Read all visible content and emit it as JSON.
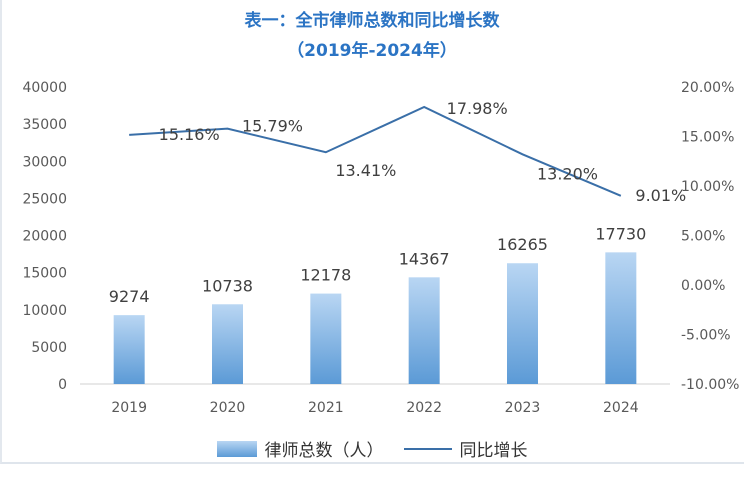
{
  "chart_data": {
    "type": "bar",
    "title": "表一：全市律师总数和同比增长数",
    "subtitle": "（2019年-2024年）",
    "categories": [
      "2019",
      "2020",
      "2021",
      "2022",
      "2023",
      "2024"
    ],
    "series": [
      {
        "name": "律师总数（人）",
        "type": "bar",
        "axis": "left",
        "values": [
          9274,
          10738,
          12178,
          14367,
          16265,
          17730
        ],
        "labels": [
          "9274",
          "10738",
          "12178",
          "14367",
          "16265",
          "17730"
        ]
      },
      {
        "name": "同比增长",
        "type": "line",
        "axis": "right",
        "values": [
          15.16,
          15.79,
          13.41,
          17.98,
          13.2,
          9.01
        ],
        "labels": [
          "15.16%",
          "15.79%",
          "13.41%",
          "17.98%",
          "13.20%",
          "9.01%"
        ]
      }
    ],
    "y_left": {
      "ylim": [
        0,
        40000
      ],
      "ticks": [
        "0",
        "5000",
        "10000",
        "15000",
        "20000",
        "25000",
        "30000",
        "35000",
        "40000"
      ]
    },
    "y_right": {
      "ylim": [
        -10,
        20
      ],
      "ticks": [
        "-10.00%",
        "-5.00%",
        "0.00%",
        "5.00%",
        "10.00%",
        "15.00%",
        "20.00%"
      ]
    },
    "grid": false,
    "legend": "bottom",
    "colors": {
      "bar_top": "#b9d6f3",
      "bar_bottom": "#5b9ad6",
      "line": "#3a6fa8",
      "title": "#2b74c4"
    }
  }
}
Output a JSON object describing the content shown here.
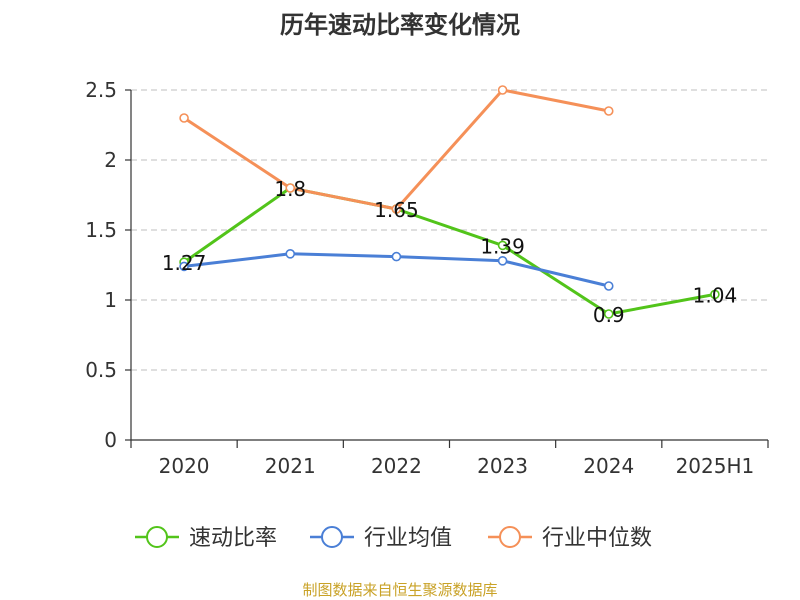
{
  "title": "历年速动比率变化情况",
  "source_note": "制图数据来自恒生聚源数据库",
  "colors": {
    "series_green": "#52c41a",
    "series_blue": "#4a7fd6",
    "series_orange": "#f59058",
    "grid": "#cccccc",
    "axis": "#333333",
    "source_text": "#c9a227"
  },
  "chart_data": {
    "type": "line",
    "categories": [
      "2020",
      "2021",
      "2022",
      "2023",
      "2024",
      "2025H1"
    ],
    "ylim": [
      0,
      2.5
    ],
    "yticks": [
      0,
      0.5,
      1,
      1.5,
      2,
      2.5
    ],
    "ytick_labels": [
      "0",
      "0.5",
      "1",
      "1.5",
      "2",
      "2.5"
    ],
    "grid": true,
    "legend_position": "bottom",
    "series": [
      {
        "name": "速动比率",
        "color": "#52c41a",
        "values": [
          1.27,
          1.8,
          1.65,
          1.39,
          0.9,
          1.04
        ],
        "data_labels": [
          "1.27",
          "1.8",
          "1.65",
          "1.39",
          "0.9",
          "1.04"
        ]
      },
      {
        "name": "行业均值",
        "color": "#4a7fd6",
        "values": [
          1.24,
          1.33,
          1.31,
          1.28,
          1.1,
          null
        ]
      },
      {
        "name": "行业中位数",
        "color": "#f59058",
        "values": [
          2.3,
          1.8,
          1.65,
          2.5,
          2.35,
          null
        ]
      }
    ]
  }
}
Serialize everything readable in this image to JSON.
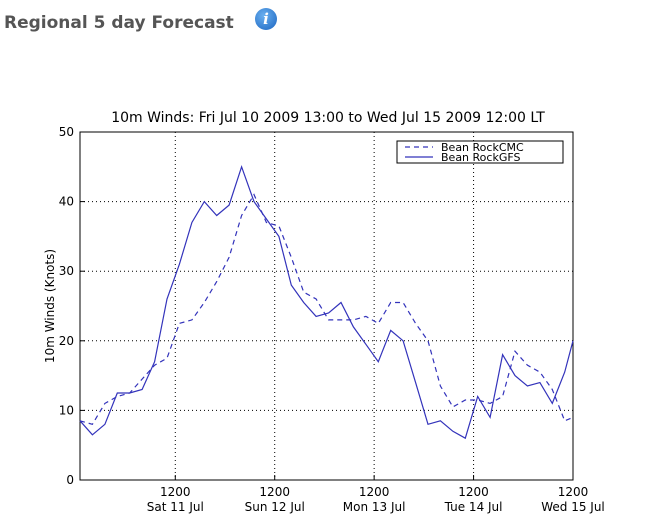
{
  "header": {
    "title": "Regional 5 day Forecast",
    "icon": "i"
  },
  "chart_data": {
    "type": "line",
    "title": "10m Winds: Fri Jul 10 2009 13:00 to Wed Jul 15 2009 12:00 LT",
    "y_label": "10m Winds (Knots)",
    "x": [
      "2009-07-10T13:00",
      "2009-07-10T16:00",
      "2009-07-10T19:00",
      "2009-07-10T22:00",
      "2009-07-11T01:00",
      "2009-07-11T04:00",
      "2009-07-11T07:00",
      "2009-07-11T10:00",
      "2009-07-11T13:00",
      "2009-07-11T16:00",
      "2009-07-11T19:00",
      "2009-07-11T22:00",
      "2009-07-12T01:00",
      "2009-07-12T04:00",
      "2009-07-12T07:00",
      "2009-07-12T10:00",
      "2009-07-12T13:00",
      "2009-07-12T16:00",
      "2009-07-12T19:00",
      "2009-07-12T22:00",
      "2009-07-13T01:00",
      "2009-07-13T04:00",
      "2009-07-13T07:00",
      "2009-07-13T10:00",
      "2009-07-13T13:00",
      "2009-07-13T16:00",
      "2009-07-13T19:00",
      "2009-07-13T22:00",
      "2009-07-14T01:00",
      "2009-07-14T04:00",
      "2009-07-14T07:00",
      "2009-07-14T10:00",
      "2009-07-14T13:00",
      "2009-07-14T16:00",
      "2009-07-14T19:00",
      "2009-07-14T22:00",
      "2009-07-15T01:00",
      "2009-07-15T04:00",
      "2009-07-15T07:00",
      "2009-07-15T10:00",
      "2009-07-15T12:00"
    ],
    "series": [
      {
        "name": "Bean RockCMC",
        "color": "#3333bb",
        "dash": true,
        "values": [
          8.5,
          8,
          11,
          12,
          12.5,
          14.5,
          16.5,
          17.5,
          22.5,
          23,
          25.5,
          28.5,
          32,
          38,
          41,
          37,
          36.5,
          32,
          27,
          26,
          23,
          23,
          23,
          23.5,
          22.5,
          25.5,
          25.5,
          22.5,
          20,
          13.5,
          10.5,
          11.5,
          11.5,
          11,
          12,
          18.5,
          16.5,
          15.5,
          13,
          8.5,
          9
        ]
      },
      {
        "name": "Bean RockGFS",
        "color": "#3333bb",
        "dash": false,
        "values": [
          8.5,
          6.5,
          8,
          12.5,
          12.5,
          13,
          17,
          26,
          31,
          37,
          40,
          38,
          39.5,
          45,
          40,
          37.5,
          35,
          28,
          25.5,
          23.5,
          24,
          25.5,
          22,
          19.5,
          17,
          21.5,
          20,
          14,
          8,
          8.5,
          7,
          6,
          12,
          9,
          18,
          15,
          13.5,
          14,
          11,
          15.5,
          20
        ]
      }
    ],
    "xlim": [
      "2009-07-10T13:00",
      "2009-07-15T12:00"
    ],
    "xticks": [
      {
        "value": "2009-07-11T12:00",
        "label": "1200\nSat 11 Jul"
      },
      {
        "value": "2009-07-12T12:00",
        "label": "1200\nSun 12 Jul"
      },
      {
        "value": "2009-07-13T12:00",
        "label": "1200\nMon 13 Jul"
      },
      {
        "value": "2009-07-14T12:00",
        "label": "1200\nTue 14 Jul"
      },
      {
        "value": "2009-07-15T12:00",
        "label": "1200\nWed 15 Jul"
      }
    ],
    "ylim": [
      0,
      50
    ],
    "yticks": [
      0,
      10,
      20,
      30,
      40,
      50
    ],
    "grid": true,
    "legend": "upper right"
  }
}
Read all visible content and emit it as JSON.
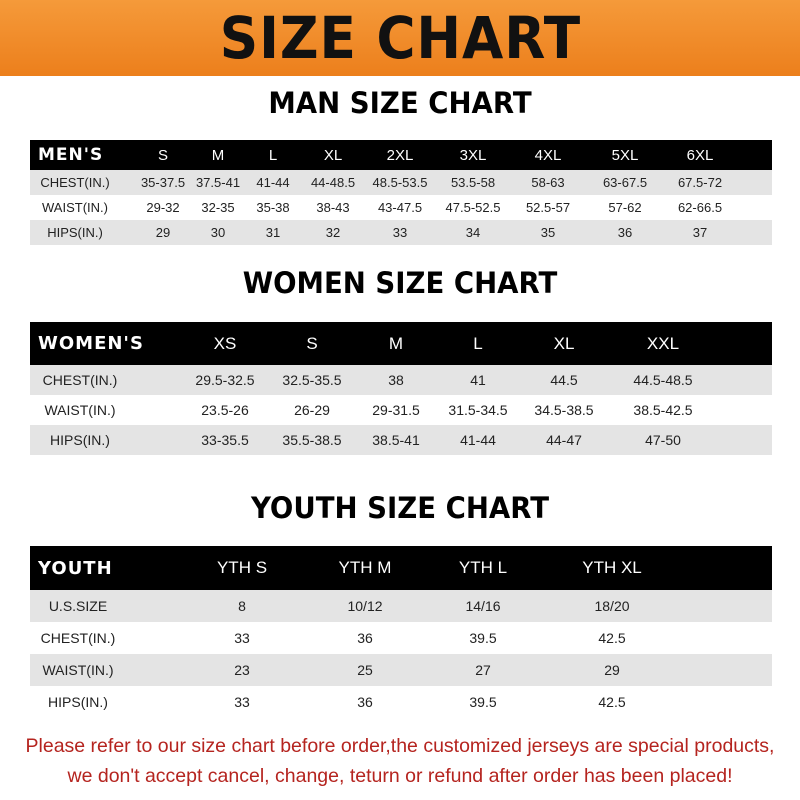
{
  "banner": {
    "title": "SIZE CHART",
    "color": "#ee8424"
  },
  "men": {
    "title": "MAN SIZE CHART",
    "header": [
      "MEN'S",
      "S",
      "M",
      "L",
      "XL",
      "2XL",
      "3XL",
      "4XL",
      "5XL",
      "6XL"
    ],
    "rows": [
      [
        "CHEST(IN.)",
        "35-37.5",
        "37.5-41",
        "41-44",
        "44-48.5",
        "48.5-53.5",
        "53.5-58",
        "58-63",
        "63-67.5",
        "67.5-72"
      ],
      [
        "WAIST(IN.)",
        "29-32",
        "32-35",
        "35-38",
        "38-43",
        "43-47.5",
        "47.5-52.5",
        "52.5-57",
        "57-62",
        "62-66.5"
      ],
      [
        "HIPS(IN.)",
        "29",
        "30",
        "31",
        "32",
        "33",
        "34",
        "35",
        "36",
        "37"
      ]
    ]
  },
  "women": {
    "title": "WOMEN SIZE CHART",
    "header": [
      "WOMEN'S",
      "XS",
      "S",
      "M",
      "L",
      "XL",
      "XXL"
    ],
    "rows": [
      [
        "CHEST(IN.)",
        "29.5-32.5",
        "32.5-35.5",
        "38",
        "41",
        "44.5",
        "44.5-48.5"
      ],
      [
        "WAIST(IN.)",
        "23.5-26",
        "26-29",
        "29-31.5",
        "31.5-34.5",
        "34.5-38.5",
        "38.5-42.5"
      ],
      [
        "HIPS(IN.)",
        "33-35.5",
        "35.5-38.5",
        "38.5-41",
        "41-44",
        "44-47",
        "47-50"
      ]
    ]
  },
  "youth": {
    "title": "YOUTH SIZE CHART",
    "header": [
      "YOUTH",
      "YTH S",
      "YTH M",
      "YTH L",
      "YTH XL"
    ],
    "rows": [
      [
        "U.S.SIZE",
        "8",
        "10/12",
        "14/16",
        "18/20"
      ],
      [
        "CHEST(IN.)",
        "33",
        "36",
        "39.5",
        "42.5"
      ],
      [
        "WAIST(IN.)",
        "23",
        "25",
        "27",
        "29"
      ],
      [
        "HIPS(IN.)",
        "33",
        "36",
        "39.5",
        "42.5"
      ]
    ]
  },
  "notice": {
    "line1": "Please refer to our size chart before order,the customized jerseys are special products,",
    "line2": "we don't accept cancel, change, teturn or refund after order has been placed!",
    "color": "#b5241f"
  }
}
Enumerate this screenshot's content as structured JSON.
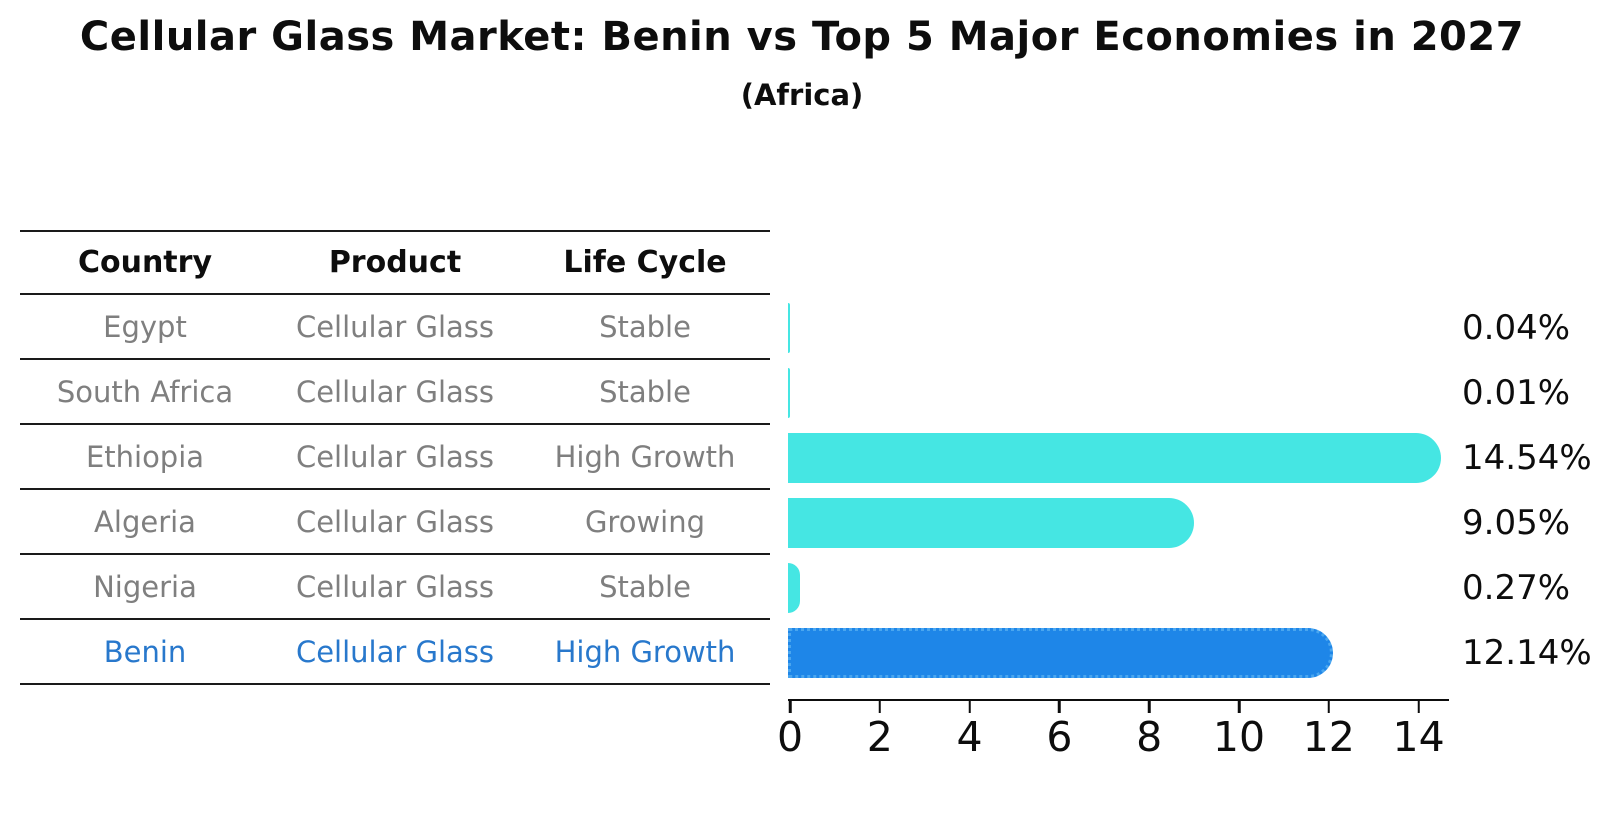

◆ **DIRECTIONS FOR THIS TASK**
Search the records for the word "order", then list every line that has it.

◆ **WORKED ANSWER**
    "line1": "Please refer to our size chart before order,the customized jerseys are special products,",
    "line2": "we don't accept cancel, change, teturn or refund after order has been placed!",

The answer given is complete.